Objective -> Copy out each line of the data that holds the word "Distance".

Material provided ->
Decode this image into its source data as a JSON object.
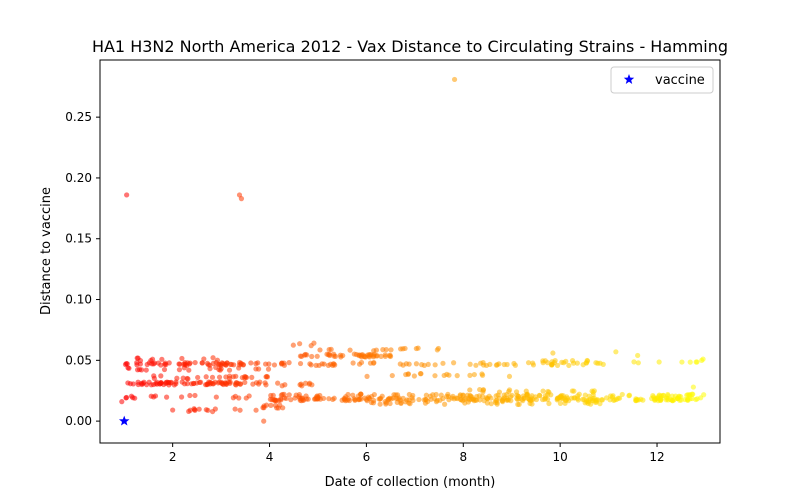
{
  "chart_data": {
    "type": "scatter",
    "title": "HA1 H3N2 North America 2012 - Vax Distance to Circulating Strains - Hamming",
    "xlabel": "Date of collection (month)",
    "ylabel": "Distance to vaccine",
    "xlim": [
      0.5,
      13.3
    ],
    "ylim": [
      -0.018,
      0.297
    ],
    "xticks": [
      2,
      4,
      6,
      8,
      10,
      12
    ],
    "xtick_labels": [
      "2",
      "4",
      "6",
      "8",
      "10",
      "12"
    ],
    "yticks": [
      0.0,
      0.05,
      0.1,
      0.15,
      0.2,
      0.25
    ],
    "ytick_labels": [
      "0.00",
      "0.05",
      "0.10",
      "0.15",
      "0.20",
      "0.25"
    ],
    "grid": false,
    "legend": {
      "position": "top-right",
      "entries": [
        "vaccine"
      ]
    },
    "colormap": {
      "from": "#ff0000",
      "via": "#ff8c00",
      "to": "#ffff00",
      "basis": "date"
    },
    "series": [
      {
        "name": "vaccine",
        "marker": "star",
        "color": "#0000ff",
        "points": [
          [
            1.0,
            0.0
          ]
        ]
      },
      {
        "marker": "circle",
        "alpha": 0.55,
        "bands": [
          {
            "x_start": 1.0,
            "x_end": 4.0,
            "y": 0.047,
            "count": 60
          },
          {
            "x_start": 1.0,
            "x_end": 4.0,
            "y": 0.031,
            "count": 80
          },
          {
            "x_start": 1.5,
            "x_end": 4.0,
            "y": 0.036,
            "count": 25
          },
          {
            "x_start": 1.0,
            "x_end": 4.0,
            "y": 0.043,
            "count": 20
          },
          {
            "x_start": 1.0,
            "x_end": 3.8,
            "y": 0.02,
            "count": 18
          },
          {
            "x_start": 1.7,
            "x_end": 3.8,
            "y": 0.009,
            "count": 14
          },
          {
            "x_start": 1.0,
            "x_end": 3.0,
            "y": 0.051,
            "count": 10
          },
          {
            "x_start": 4.0,
            "x_end": 13.0,
            "y": 0.018,
            "count": 220
          },
          {
            "x_start": 4.0,
            "x_end": 13.0,
            "y": 0.021,
            "count": 110
          },
          {
            "x_start": 6.0,
            "x_end": 11.0,
            "y": 0.015,
            "count": 40
          },
          {
            "x_start": 4.0,
            "x_end": 11.0,
            "y": 0.047,
            "count": 70
          },
          {
            "x_start": 4.5,
            "x_end": 6.5,
            "y": 0.054,
            "count": 45
          },
          {
            "x_start": 5.0,
            "x_end": 7.5,
            "y": 0.059,
            "count": 16
          },
          {
            "x_start": 6.0,
            "x_end": 9.0,
            "y": 0.038,
            "count": 18
          },
          {
            "x_start": 9.0,
            "x_end": 13.0,
            "y": 0.049,
            "count": 20
          },
          {
            "x_start": 8.0,
            "x_end": 11.0,
            "y": 0.025,
            "count": 18
          },
          {
            "x_start": 3.8,
            "x_end": 4.3,
            "y": 0.012,
            "count": 10
          },
          {
            "x_start": 4.2,
            "x_end": 5.2,
            "y": 0.063,
            "count": 4
          },
          {
            "x_start": 4.0,
            "x_end": 5.0,
            "y": 0.03,
            "count": 10
          }
        ],
        "outliers": [
          [
            0.95,
            0.016
          ],
          [
            1.05,
            0.186
          ],
          [
            3.38,
            0.186
          ],
          [
            3.42,
            0.183
          ],
          [
            7.82,
            0.281
          ],
          [
            3.88,
            0.0
          ],
          [
            12.75,
            0.028
          ],
          [
            9.85,
            0.056
          ],
          [
            11.15,
            0.057
          ],
          [
            11.6,
            0.054
          ],
          [
            12.95,
            0.051
          ]
        ]
      }
    ]
  }
}
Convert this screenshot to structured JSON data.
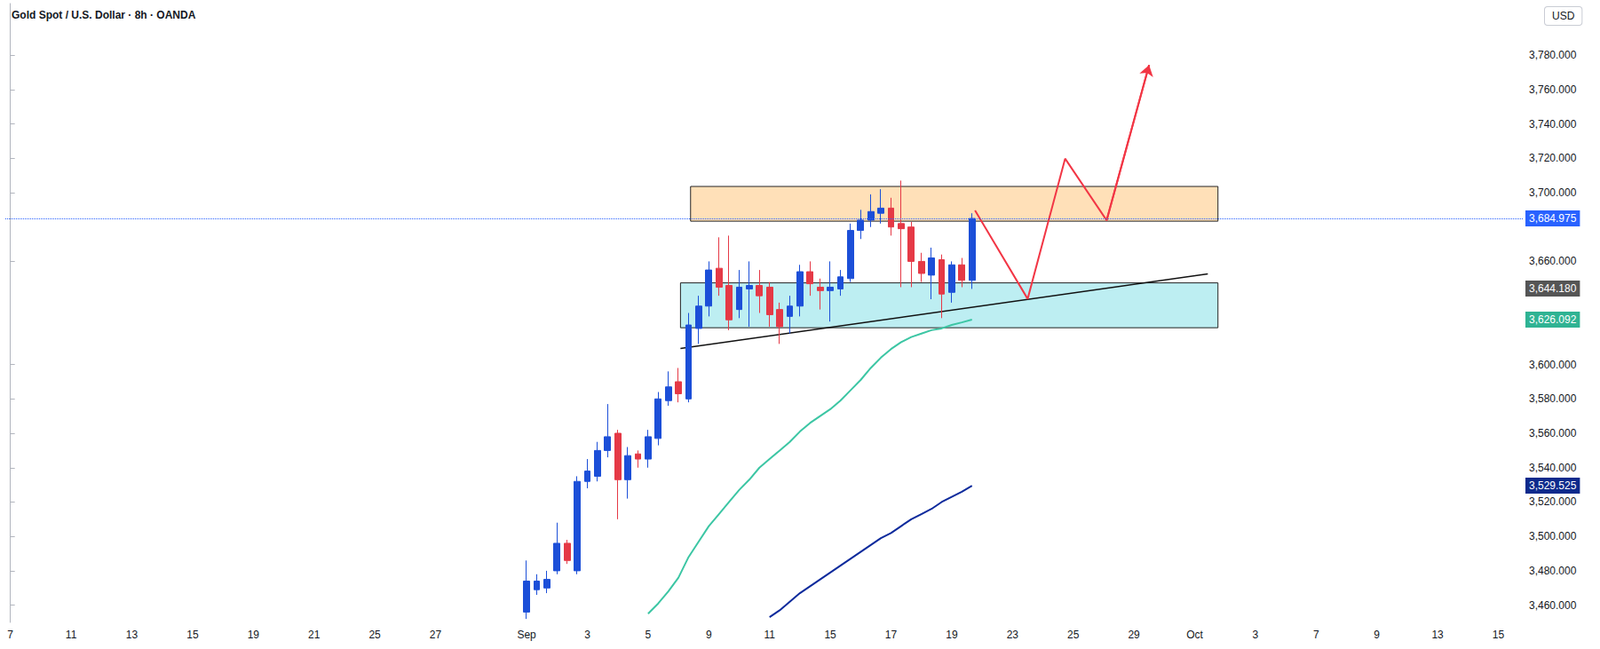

The reply ->
    "title": "HA1 H3N2 North America 2012 - Vax Distance to Circulating Strains - Hamming",
    "ylabel": "Distance to vaccine",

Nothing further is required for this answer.